Task details: Transcribe all the entries word for word, but omit the images.

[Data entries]

>> START

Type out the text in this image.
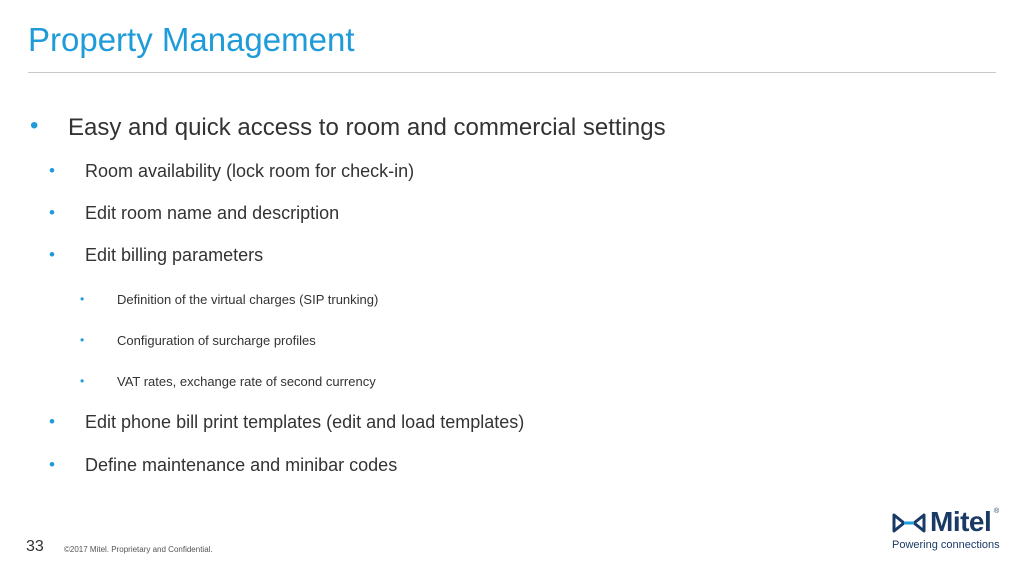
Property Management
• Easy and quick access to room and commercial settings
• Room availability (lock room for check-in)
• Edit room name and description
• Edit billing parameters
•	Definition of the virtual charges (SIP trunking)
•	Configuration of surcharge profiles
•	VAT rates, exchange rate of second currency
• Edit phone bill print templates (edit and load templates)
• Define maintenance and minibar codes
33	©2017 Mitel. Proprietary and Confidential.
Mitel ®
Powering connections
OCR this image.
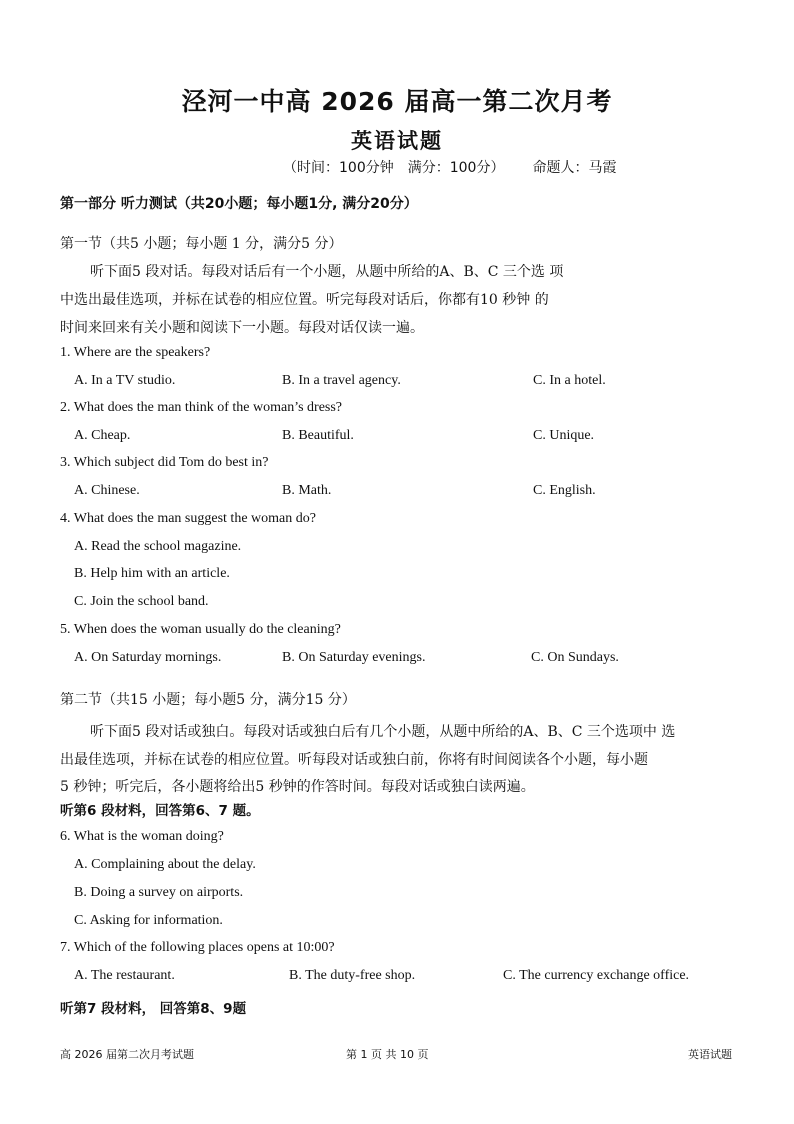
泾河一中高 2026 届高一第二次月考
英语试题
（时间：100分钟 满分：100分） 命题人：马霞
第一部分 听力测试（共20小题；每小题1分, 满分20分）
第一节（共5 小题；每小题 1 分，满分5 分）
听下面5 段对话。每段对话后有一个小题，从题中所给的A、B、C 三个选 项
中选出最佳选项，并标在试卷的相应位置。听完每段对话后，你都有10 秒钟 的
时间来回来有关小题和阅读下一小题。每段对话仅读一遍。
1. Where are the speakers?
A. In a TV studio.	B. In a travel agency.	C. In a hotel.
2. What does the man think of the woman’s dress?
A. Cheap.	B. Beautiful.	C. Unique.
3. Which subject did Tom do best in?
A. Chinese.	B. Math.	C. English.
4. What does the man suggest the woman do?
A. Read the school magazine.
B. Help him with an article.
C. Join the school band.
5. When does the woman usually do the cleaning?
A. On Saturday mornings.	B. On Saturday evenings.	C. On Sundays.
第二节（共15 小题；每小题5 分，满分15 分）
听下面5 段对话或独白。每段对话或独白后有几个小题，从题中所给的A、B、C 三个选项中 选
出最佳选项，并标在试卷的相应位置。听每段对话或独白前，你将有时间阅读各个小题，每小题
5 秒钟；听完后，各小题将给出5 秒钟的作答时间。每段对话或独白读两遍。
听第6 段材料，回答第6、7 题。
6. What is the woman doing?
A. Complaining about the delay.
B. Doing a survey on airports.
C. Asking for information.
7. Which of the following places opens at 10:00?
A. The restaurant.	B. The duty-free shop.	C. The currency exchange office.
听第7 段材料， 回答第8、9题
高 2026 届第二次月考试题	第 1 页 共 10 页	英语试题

>> END

Answer to the exercise:
Type out the text in this image.
Property Management
• Easy and quick access to room and commercial settings
• Room availability (lock room for check-in)
• Edit room name and description
• Edit billing parameters
•	Definition of the virtual charges (SIP trunking)
•	Configuration of surcharge profiles
•	VAT rates, exchange rate of second currency
• Edit phone bill print templates (edit and load templates)
• Define maintenance and minibar codes
33	©2017 Mitel. Proprietary and Confidential.
Mitel ®
Powering connections
OCR this image.
泾河一中高 2026 届高一第二次月考
英语试题
（时间：100分钟 满分：100分） 命题人：马霞
第一部分 听力测试（共20小题；每小题1分, 满分20分）
第一节（共5 小题；每小题 1 分，满分5 分）
听下面5 段对话。每段对话后有一个小题，从题中所给的A、B、C 三个选 项
中选出最佳选项，并标在试卷的相应位置。听完每段对话后，你都有10 秒钟 的
时间来回来有关小题和阅读下一小题。每段对话仅读一遍。
1. Where are the speakers?
A. In a TV studio.	B. In a travel agency.	C. In a hotel.
2. What does the man think of the woman’s dress?
A. Cheap.	B. Beautiful.	C. Unique.
3. Which subject did Tom do best in?
A. Chinese.	B. Math.	C. English.
4. What does the man suggest the woman do?
A. Read the school magazine.
B. Help him with an article.
C. Join the school band.
5. When does the woman usually do the cleaning?
A. On Saturday mornings.	B. On Saturday evenings.	C. On Sundays.
第二节（共15 小题；每小题5 分，满分15 分）
听下面5 段对话或独白。每段对话或独白后有几个小题，从题中所给的A、B、C 三个选项中 选
出最佳选项，并标在试卷的相应位置。听每段对话或独白前，你将有时间阅读各个小题，每小题
5 秒钟；听完后，各小题将给出5 秒钟的作答时间。每段对话或独白读两遍。
听第6 段材料，回答第6、7 题。
6. What is the woman doing?
A. Complaining about the delay.
B. Doing a survey on airports.
C. Asking for information.
7. Which of the following places opens at 10:00?
A. The restaurant.	B. The duty-free shop.	C. The currency exchange office.
听第7 段材料， 回答第8、9题
高 2026 届第二次月考试题	第 1 页 共 10 页	英语试题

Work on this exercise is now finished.